══ Data rows ══
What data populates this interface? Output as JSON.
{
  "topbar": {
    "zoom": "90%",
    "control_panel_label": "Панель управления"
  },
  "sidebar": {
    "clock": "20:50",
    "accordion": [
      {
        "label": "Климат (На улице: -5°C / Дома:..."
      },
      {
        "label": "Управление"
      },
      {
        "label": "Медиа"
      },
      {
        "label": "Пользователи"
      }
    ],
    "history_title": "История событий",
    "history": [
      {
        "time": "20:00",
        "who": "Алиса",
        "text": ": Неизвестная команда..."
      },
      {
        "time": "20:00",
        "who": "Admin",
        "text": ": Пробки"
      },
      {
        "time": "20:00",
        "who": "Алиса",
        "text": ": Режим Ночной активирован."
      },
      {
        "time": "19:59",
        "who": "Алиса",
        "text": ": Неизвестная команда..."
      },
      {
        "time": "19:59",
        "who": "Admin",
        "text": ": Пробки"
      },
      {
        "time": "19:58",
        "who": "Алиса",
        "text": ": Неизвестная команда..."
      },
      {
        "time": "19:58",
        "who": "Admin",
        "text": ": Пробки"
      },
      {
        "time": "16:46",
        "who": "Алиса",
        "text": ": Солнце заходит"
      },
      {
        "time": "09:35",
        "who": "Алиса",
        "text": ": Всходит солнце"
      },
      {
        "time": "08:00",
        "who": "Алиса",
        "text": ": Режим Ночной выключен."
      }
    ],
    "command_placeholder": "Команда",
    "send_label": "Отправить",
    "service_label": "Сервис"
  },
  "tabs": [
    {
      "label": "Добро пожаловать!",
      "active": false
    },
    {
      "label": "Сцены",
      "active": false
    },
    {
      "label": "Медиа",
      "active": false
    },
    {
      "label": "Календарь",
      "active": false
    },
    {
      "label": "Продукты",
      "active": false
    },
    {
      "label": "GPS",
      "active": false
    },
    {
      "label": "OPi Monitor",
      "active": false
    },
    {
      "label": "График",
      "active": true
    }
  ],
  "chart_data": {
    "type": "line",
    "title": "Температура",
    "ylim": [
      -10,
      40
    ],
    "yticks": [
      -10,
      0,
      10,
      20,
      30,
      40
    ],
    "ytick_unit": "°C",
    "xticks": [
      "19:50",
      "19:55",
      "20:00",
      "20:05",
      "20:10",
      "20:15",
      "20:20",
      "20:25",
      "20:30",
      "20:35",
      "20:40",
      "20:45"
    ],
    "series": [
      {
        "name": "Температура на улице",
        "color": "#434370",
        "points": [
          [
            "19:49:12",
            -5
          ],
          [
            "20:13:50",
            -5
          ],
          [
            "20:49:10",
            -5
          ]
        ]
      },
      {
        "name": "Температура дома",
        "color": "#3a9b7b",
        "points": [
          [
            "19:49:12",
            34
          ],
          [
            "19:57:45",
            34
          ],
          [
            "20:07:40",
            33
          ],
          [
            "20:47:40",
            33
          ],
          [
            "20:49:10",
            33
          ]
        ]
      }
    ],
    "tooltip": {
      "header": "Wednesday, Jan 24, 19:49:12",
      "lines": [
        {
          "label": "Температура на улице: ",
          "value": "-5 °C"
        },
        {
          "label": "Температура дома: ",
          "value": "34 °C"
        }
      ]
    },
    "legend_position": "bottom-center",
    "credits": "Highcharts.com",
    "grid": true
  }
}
═══
Show each line in the entries that holds the string "Ночной".

Result of this exercise:
        "text": ": Режим Ночной активирован."
        "text": ": Режим Ночной выключен."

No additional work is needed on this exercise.